[Exercise goal]: Are you able to quote each entry exactly as written?

+++

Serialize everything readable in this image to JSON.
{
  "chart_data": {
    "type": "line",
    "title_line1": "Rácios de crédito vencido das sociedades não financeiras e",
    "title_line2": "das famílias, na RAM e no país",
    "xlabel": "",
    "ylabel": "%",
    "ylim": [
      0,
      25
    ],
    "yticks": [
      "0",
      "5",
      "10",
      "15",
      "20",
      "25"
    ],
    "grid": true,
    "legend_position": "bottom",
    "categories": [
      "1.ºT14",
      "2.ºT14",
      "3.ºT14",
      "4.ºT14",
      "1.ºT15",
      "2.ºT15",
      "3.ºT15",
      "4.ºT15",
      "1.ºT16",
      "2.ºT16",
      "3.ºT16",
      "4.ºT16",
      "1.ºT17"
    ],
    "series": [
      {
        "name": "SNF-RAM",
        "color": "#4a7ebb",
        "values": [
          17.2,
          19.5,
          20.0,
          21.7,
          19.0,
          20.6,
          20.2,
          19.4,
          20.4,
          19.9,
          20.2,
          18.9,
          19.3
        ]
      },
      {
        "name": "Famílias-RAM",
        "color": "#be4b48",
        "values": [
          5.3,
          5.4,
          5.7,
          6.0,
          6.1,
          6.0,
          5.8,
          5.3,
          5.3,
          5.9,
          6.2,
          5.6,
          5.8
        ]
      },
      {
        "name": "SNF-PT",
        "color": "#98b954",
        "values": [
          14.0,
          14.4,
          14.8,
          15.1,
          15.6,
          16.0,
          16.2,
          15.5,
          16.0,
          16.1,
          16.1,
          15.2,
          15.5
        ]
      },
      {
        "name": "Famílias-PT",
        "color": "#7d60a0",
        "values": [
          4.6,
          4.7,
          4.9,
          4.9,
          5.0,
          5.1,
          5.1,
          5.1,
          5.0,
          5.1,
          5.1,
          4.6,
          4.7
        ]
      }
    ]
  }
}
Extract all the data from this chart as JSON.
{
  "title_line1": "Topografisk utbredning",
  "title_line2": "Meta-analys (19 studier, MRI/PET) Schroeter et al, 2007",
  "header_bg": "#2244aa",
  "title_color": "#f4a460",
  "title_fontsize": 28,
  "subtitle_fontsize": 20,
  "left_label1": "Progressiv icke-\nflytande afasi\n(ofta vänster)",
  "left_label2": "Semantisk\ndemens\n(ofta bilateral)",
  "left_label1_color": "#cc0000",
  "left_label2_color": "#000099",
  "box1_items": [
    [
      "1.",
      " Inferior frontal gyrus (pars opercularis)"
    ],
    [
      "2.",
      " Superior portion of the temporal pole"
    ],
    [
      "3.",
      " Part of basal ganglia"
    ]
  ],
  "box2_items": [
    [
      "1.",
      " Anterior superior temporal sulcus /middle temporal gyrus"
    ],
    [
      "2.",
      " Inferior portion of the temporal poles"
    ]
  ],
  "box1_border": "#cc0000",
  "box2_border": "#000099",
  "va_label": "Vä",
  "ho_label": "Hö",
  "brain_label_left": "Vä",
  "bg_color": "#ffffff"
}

+++

[Solution]:
Serialize everything readable in this image to JSON.
{
  "chart_data": {
    "type": "line",
    "title_line1": "Rácios de crédito vencido das sociedades não financeiras e",
    "title_line2": "das famílias, na RAM e no país",
    "xlabel": "",
    "ylabel": "%",
    "ylim": [
      0,
      25
    ],
    "yticks": [
      "0",
      "5",
      "10",
      "15",
      "20",
      "25"
    ],
    "grid": true,
    "legend_position": "bottom",
    "categories": [
      "1.ºT14",
      "2.ºT14",
      "3.ºT14",
      "4.ºT14",
      "1.ºT15",
      "2.ºT15",
      "3.ºT15",
      "4.ºT15",
      "1.ºT16",
      "2.ºT16",
      "3.ºT16",
      "4.ºT16",
      "1.ºT17"
    ],
    "series": [
      {
        "name": "SNF-RAM",
        "color": "#4a7ebb",
        "values": [
          17.2,
          19.5,
          20.0,
          21.7,
          19.0,
          20.6,
          20.2,
          19.4,
          20.4,
          19.9,
          20.2,
          18.9,
          19.3
        ]
      },
      {
        "name": "Famílias-RAM",
        "color": "#be4b48",
        "values": [
          5.3,
          5.4,
          5.7,
          6.0,
          6.1,
          6.0,
          5.8,
          5.3,
          5.3,
          5.9,
          6.2,
          5.6,
          5.8
        ]
      },
      {
        "name": "SNF-PT",
        "color": "#98b954",
        "values": [
          14.0,
          14.4,
          14.8,
          15.1,
          15.6,
          16.0,
          16.2,
          15.5,
          16.0,
          16.1,
          16.1,
          15.2,
          15.5
        ]
      },
      {
        "name": "Famílias-PT",
        "color": "#7d60a0",
        "values": [
          4.6,
          4.7,
          4.9,
          4.9,
          5.0,
          5.1,
          5.1,
          5.1,
          5.0,
          5.1,
          5.1,
          4.6,
          4.7
        ]
      }
    ]
  }
}
Extract all the data from this chart as JSON.
{
  "title_line1": "Topografisk utbredning",
  "title_line2": "Meta-analys (19 studier, MRI/PET) Schroeter et al, 2007",
  "header_bg": "#2244aa",
  "title_color": "#f4a460",
  "title_fontsize": 28,
  "subtitle_fontsize": 20,
  "left_label1": "Progressiv icke-\nflytande afasi\n(ofta vänster)",
  "left_label2": "Semantisk\ndemens\n(ofta bilateral)",
  "left_label1_color": "#cc0000",
  "left_label2_color": "#000099",
  "box1_items": [
    [
      "1.",
      " Inferior frontal gyrus (pars opercularis)"
    ],
    [
      "2.",
      " Superior portion of the temporal pole"
    ],
    [
      "3.",
      " Part of basal ganglia"
    ]
  ],
  "box2_items": [
    [
      "1.",
      " Anterior superior temporal sulcus /middle temporal gyrus"
    ],
    [
      "2.",
      " Inferior portion of the temporal poles"
    ]
  ],
  "box1_border": "#cc0000",
  "box2_border": "#000099",
  "va_label": "Vä",
  "ho_label": "Hö",
  "brain_label_left": "Vä",
  "bg_color": "#ffffff"
}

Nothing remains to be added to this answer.